(What you will do): Every record below should be transcribed exactly. Omit the images.

# START OF Extracted information

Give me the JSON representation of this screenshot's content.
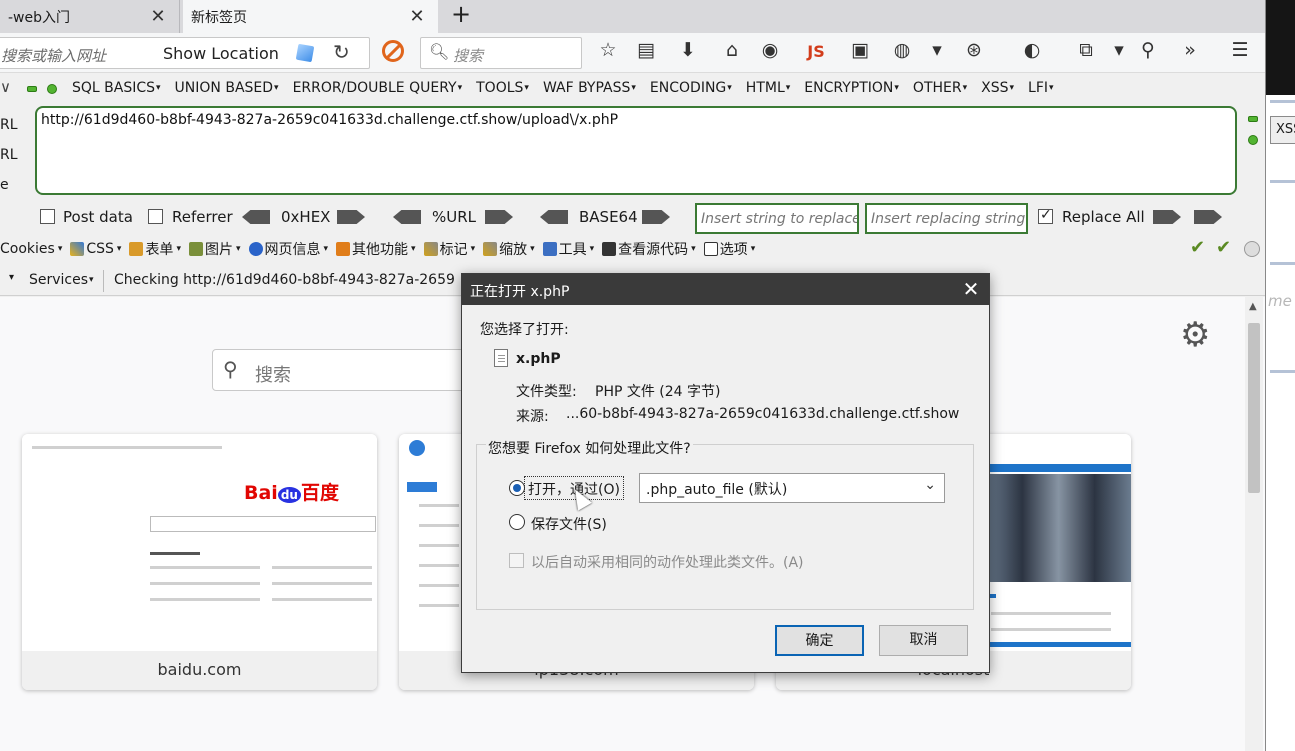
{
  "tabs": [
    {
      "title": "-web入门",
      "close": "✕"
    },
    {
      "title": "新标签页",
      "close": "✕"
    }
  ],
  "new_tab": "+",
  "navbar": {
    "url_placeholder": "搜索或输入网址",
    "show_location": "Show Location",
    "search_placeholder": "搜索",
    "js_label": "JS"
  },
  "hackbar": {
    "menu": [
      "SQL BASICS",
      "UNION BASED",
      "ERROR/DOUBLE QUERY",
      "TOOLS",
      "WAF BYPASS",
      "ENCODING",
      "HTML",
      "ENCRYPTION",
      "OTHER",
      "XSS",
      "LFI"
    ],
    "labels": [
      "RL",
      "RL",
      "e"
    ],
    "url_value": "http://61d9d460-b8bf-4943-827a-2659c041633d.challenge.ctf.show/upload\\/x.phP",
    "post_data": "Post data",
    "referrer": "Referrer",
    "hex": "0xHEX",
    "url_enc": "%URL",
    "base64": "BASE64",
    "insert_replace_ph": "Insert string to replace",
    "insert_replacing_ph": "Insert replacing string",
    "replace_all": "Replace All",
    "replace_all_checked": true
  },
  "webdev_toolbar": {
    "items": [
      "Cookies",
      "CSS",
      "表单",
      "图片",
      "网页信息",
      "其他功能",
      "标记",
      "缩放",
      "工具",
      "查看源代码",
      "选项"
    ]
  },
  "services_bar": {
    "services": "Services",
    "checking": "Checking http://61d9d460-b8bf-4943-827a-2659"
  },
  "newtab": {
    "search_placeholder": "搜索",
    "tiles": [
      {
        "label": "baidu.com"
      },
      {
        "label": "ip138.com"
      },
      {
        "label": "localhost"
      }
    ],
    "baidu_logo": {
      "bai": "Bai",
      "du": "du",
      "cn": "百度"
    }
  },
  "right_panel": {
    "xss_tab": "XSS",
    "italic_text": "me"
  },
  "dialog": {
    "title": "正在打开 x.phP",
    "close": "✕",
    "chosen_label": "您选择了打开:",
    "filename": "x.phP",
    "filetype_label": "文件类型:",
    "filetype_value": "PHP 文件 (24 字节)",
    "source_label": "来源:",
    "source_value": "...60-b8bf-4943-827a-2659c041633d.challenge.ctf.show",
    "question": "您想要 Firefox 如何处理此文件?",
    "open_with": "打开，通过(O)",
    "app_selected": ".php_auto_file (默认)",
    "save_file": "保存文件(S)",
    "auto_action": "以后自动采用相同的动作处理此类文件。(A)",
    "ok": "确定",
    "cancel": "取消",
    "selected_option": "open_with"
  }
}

# END OF Extracted information

(Task output):
Give me the JSON representation of this screenshot's content.
{
  "tabs": [
    {
      "title": "-web入门",
      "close": "✕"
    },
    {
      "title": "新标签页",
      "close": "✕"
    }
  ],
  "new_tab": "+",
  "navbar": {
    "url_placeholder": "搜索或输入网址",
    "show_location": "Show Location",
    "search_placeholder": "搜索",
    "js_label": "JS"
  },
  "hackbar": {
    "menu": [
      "SQL BASICS",
      "UNION BASED",
      "ERROR/DOUBLE QUERY",
      "TOOLS",
      "WAF BYPASS",
      "ENCODING",
      "HTML",
      "ENCRYPTION",
      "OTHER",
      "XSS",
      "LFI"
    ],
    "labels": [
      "RL",
      "RL",
      "e"
    ],
    "url_value": "http://61d9d460-b8bf-4943-827a-2659c041633d.challenge.ctf.show/upload\\/x.phP",
    "post_data": "Post data",
    "referrer": "Referrer",
    "hex": "0xHEX",
    "url_enc": "%URL",
    "base64": "BASE64",
    "insert_replace_ph": "Insert string to replace",
    "insert_replacing_ph": "Insert replacing string",
    "replace_all": "Replace All",
    "replace_all_checked": true
  },
  "webdev_toolbar": {
    "items": [
      "Cookies",
      "CSS",
      "表单",
      "图片",
      "网页信息",
      "其他功能",
      "标记",
      "缩放",
      "工具",
      "查看源代码",
      "选项"
    ]
  },
  "services_bar": {
    "services": "Services",
    "checking": "Checking http://61d9d460-b8bf-4943-827a-2659"
  },
  "newtab": {
    "search_placeholder": "搜索",
    "tiles": [
      {
        "label": "baidu.com"
      },
      {
        "label": "ip138.com"
      },
      {
        "label": "localhost"
      }
    ],
    "baidu_logo": {
      "bai": "Bai",
      "du": "du",
      "cn": "百度"
    }
  },
  "right_panel": {
    "xss_tab": "XSS",
    "italic_text": "me"
  },
  "dialog": {
    "title": "正在打开 x.phP",
    "close": "✕",
    "chosen_label": "您选择了打开:",
    "filename": "x.phP",
    "filetype_label": "文件类型:",
    "filetype_value": "PHP 文件 (24 字节)",
    "source_label": "来源:",
    "source_value": "...60-b8bf-4943-827a-2659c041633d.challenge.ctf.show",
    "question": "您想要 Firefox 如何处理此文件?",
    "open_with": "打开，通过(O)",
    "app_selected": ".php_auto_file (默认)",
    "save_file": "保存文件(S)",
    "auto_action": "以后自动采用相同的动作处理此类文件。(A)",
    "ok": "确定",
    "cancel": "取消",
    "selected_option": "open_with"
  }
}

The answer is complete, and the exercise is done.